#### Aim
Report how many lines of the records below contain the string "thumb". Give only the number.

═══ Entries ═══

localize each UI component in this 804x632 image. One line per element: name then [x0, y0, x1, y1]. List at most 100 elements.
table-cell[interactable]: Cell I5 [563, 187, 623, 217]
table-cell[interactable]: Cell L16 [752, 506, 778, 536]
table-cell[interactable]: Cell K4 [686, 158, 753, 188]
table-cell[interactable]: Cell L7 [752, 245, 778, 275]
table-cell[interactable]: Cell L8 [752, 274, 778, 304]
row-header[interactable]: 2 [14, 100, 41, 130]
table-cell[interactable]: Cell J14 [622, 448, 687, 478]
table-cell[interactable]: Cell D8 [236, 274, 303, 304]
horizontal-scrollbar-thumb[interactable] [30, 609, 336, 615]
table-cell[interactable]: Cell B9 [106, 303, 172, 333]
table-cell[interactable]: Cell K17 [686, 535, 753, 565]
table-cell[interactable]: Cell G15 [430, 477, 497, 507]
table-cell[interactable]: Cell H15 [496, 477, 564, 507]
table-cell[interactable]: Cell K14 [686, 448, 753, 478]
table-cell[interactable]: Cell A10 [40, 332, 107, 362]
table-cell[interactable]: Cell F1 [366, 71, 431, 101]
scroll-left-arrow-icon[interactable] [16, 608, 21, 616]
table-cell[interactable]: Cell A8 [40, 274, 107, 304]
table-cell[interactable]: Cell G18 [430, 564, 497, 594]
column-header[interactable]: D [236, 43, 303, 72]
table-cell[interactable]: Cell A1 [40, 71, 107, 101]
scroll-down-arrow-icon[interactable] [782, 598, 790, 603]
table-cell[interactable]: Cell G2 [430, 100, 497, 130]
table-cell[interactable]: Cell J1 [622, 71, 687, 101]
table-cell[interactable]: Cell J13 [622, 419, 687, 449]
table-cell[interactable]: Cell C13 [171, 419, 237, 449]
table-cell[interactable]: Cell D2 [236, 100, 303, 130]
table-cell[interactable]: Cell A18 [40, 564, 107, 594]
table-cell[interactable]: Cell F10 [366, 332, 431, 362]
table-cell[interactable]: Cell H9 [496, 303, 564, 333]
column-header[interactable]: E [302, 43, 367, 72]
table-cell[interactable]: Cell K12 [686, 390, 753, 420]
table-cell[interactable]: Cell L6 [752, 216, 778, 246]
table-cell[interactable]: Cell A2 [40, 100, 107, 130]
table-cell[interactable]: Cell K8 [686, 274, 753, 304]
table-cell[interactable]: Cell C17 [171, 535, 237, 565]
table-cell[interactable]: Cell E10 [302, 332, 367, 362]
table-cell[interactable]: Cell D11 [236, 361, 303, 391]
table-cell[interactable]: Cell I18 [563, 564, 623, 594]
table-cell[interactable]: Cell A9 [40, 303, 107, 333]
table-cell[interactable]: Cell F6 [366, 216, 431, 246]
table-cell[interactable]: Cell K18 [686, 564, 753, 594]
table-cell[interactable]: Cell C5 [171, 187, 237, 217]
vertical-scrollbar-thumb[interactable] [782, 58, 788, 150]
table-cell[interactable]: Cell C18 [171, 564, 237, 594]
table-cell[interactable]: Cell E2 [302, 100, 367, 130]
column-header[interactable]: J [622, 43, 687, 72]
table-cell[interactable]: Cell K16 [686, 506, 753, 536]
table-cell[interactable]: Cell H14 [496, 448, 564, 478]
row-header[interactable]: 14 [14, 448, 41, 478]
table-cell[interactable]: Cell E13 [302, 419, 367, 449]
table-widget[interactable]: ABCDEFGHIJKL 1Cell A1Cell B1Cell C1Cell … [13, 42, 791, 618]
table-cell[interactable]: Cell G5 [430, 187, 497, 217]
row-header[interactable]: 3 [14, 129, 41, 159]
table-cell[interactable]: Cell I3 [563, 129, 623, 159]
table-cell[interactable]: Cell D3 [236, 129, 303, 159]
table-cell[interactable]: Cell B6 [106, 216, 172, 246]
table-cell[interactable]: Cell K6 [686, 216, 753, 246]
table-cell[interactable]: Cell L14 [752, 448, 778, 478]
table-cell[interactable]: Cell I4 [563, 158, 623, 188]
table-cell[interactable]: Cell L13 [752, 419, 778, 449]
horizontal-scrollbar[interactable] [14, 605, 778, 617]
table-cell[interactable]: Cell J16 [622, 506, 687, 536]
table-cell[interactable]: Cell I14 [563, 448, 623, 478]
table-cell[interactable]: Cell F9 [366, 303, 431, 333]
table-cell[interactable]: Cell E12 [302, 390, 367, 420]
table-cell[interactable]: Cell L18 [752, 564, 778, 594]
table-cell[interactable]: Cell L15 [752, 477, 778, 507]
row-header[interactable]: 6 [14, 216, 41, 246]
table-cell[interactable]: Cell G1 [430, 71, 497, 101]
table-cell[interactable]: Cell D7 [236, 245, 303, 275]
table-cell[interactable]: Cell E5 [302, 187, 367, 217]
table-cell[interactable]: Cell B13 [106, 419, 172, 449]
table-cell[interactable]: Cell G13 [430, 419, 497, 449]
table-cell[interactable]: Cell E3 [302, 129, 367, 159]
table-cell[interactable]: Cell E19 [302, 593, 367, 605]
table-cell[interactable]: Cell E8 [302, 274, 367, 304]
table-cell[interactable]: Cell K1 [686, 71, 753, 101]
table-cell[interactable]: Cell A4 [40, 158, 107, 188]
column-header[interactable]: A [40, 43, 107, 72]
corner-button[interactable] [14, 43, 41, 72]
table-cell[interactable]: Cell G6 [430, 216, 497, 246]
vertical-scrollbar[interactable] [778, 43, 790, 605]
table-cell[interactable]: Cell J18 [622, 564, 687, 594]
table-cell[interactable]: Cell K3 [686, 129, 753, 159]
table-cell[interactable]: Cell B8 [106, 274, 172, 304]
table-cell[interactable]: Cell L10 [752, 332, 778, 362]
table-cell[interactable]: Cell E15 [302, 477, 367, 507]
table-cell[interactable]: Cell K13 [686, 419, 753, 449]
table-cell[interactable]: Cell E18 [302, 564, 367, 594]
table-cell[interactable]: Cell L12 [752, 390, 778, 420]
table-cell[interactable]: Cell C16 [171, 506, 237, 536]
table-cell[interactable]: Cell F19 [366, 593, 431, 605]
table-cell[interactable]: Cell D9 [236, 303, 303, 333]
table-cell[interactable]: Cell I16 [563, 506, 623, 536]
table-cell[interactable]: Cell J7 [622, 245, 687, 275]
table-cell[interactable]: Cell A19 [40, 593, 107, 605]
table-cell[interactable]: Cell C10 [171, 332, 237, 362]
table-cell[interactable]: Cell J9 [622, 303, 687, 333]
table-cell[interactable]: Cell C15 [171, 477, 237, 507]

═══

#### Solved exercise
2